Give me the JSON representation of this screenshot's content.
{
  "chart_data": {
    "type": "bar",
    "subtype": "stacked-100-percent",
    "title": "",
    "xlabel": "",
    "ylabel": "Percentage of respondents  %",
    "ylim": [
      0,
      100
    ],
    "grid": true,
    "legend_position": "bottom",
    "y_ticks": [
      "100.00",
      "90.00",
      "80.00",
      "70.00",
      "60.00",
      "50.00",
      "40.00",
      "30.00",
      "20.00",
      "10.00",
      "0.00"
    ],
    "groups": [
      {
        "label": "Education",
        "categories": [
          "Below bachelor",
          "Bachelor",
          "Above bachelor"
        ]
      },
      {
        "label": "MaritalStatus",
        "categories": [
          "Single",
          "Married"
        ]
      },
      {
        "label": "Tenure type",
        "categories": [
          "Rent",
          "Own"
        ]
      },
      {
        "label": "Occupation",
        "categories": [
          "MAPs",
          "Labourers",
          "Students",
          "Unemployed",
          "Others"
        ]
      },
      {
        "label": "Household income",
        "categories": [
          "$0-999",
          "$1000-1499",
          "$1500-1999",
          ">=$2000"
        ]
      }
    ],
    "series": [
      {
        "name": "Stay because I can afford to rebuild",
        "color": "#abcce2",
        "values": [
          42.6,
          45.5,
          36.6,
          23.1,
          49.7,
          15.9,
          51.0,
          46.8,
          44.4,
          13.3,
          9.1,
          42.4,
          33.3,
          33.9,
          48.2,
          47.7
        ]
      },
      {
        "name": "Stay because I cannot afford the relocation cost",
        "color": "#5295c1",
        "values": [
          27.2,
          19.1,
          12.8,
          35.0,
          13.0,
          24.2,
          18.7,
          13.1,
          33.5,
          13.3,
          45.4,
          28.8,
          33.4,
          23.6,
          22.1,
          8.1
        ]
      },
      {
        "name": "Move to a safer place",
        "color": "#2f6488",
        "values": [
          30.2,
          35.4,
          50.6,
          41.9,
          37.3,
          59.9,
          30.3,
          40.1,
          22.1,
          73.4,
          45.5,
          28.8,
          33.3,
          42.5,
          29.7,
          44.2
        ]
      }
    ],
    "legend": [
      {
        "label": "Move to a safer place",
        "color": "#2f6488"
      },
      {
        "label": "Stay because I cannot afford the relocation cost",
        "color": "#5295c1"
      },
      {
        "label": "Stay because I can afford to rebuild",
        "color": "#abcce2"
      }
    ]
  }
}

+++

▶ TASK TO CARRY OUT
Return the entries above exactly as they appear.

▶ TASK OUTPUT
Give me the JSON representation of this screenshot's content.
{
  "chart_data": {
    "type": "bar",
    "subtype": "stacked-100-percent",
    "title": "",
    "xlabel": "",
    "ylabel": "Percentage of respondents  %",
    "ylim": [
      0,
      100
    ],
    "grid": true,
    "legend_position": "bottom",
    "y_ticks": [
      "100.00",
      "90.00",
      "80.00",
      "70.00",
      "60.00",
      "50.00",
      "40.00",
      "30.00",
      "20.00",
      "10.00",
      "0.00"
    ],
    "groups": [
      {
        "label": "Education",
        "categories": [
          "Below bachelor",
          "Bachelor",
          "Above bachelor"
        ]
      },
      {
        "label": "MaritalStatus",
        "categories": [
          "Single",
          "Married"
        ]
      },
      {
        "label": "Tenure type",
        "categories": [
          "Rent",
          "Own"
        ]
      },
      {
        "label": "Occupation",
        "categories": [
          "MAPs",
          "Labourers",
          "Students",
          "Unemployed",
          "Others"
        ]
      },
      {
        "label": "Household income",
        "categories": [
          "$0-999",
          "$1000-1499",
          "$1500-1999",
          ">=$2000"
        ]
      }
    ],
    "series": [
      {
        "name": "Stay because I can afford to rebuild",
        "color": "#abcce2",
        "values": [
          42.6,
          45.5,
          36.6,
          23.1,
          49.7,
          15.9,
          51.0,
          46.8,
          44.4,
          13.3,
          9.1,
          42.4,
          33.3,
          33.9,
          48.2,
          47.7
        ]
      },
      {
        "name": "Stay because I cannot afford the relocation cost",
        "color": "#5295c1",
        "values": [
          27.2,
          19.1,
          12.8,
          35.0,
          13.0,
          24.2,
          18.7,
          13.1,
          33.5,
          13.3,
          45.4,
          28.8,
          33.4,
          23.6,
          22.1,
          8.1
        ]
      },
      {
        "name": "Move to a safer place",
        "color": "#2f6488",
        "values": [
          30.2,
          35.4,
          50.6,
          41.9,
          37.3,
          59.9,
          30.3,
          40.1,
          22.1,
          73.4,
          45.5,
          28.8,
          33.3,
          42.5,
          29.7,
          44.2
        ]
      }
    ],
    "legend": [
      {
        "label": "Move to a safer place",
        "color": "#2f6488"
      },
      {
        "label": "Stay because I cannot afford the relocation cost",
        "color": "#5295c1"
      },
      {
        "label": "Stay because I can afford to rebuild",
        "color": "#abcce2"
      }
    ]
  }
}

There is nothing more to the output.